Stored items from a collection:
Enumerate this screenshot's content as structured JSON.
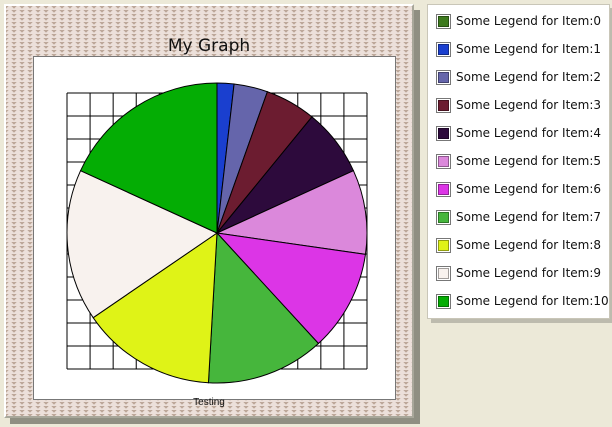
{
  "chart_data": {
    "type": "pie",
    "title": "My Graph",
    "xlabel": "Testing",
    "ylabel": "",
    "grid": true,
    "legend_placement": "right",
    "categories": [
      "Some Legend for Item:0",
      "Some Legend for Item:1",
      "Some Legend for Item:2",
      "Some Legend for Item:3",
      "Some Legend for Item:4",
      "Some Legend for Item:5",
      "Some Legend for Item:6",
      "Some Legend for Item:7",
      "Some Legend for Item:8",
      "Some Legend for Item:9",
      "Some Legend for Item:10"
    ],
    "values": [
      0,
      1,
      2,
      3,
      4,
      5,
      6,
      7,
      8,
      9,
      10
    ],
    "colors": [
      "#3d7a1d",
      "#1a3fcf",
      "#6565ab",
      "#6c1c30",
      "#2d0a3c",
      "#db88db",
      "#dc35e6",
      "#46b63c",
      "#dff317",
      "#f8f2ee",
      "#04ad04"
    ]
  }
}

__PROBLEM DESCRIPTION__
Make a tally of the lines in this data that include the string "Some", and answer with that tally alone.

__ANSWER__
11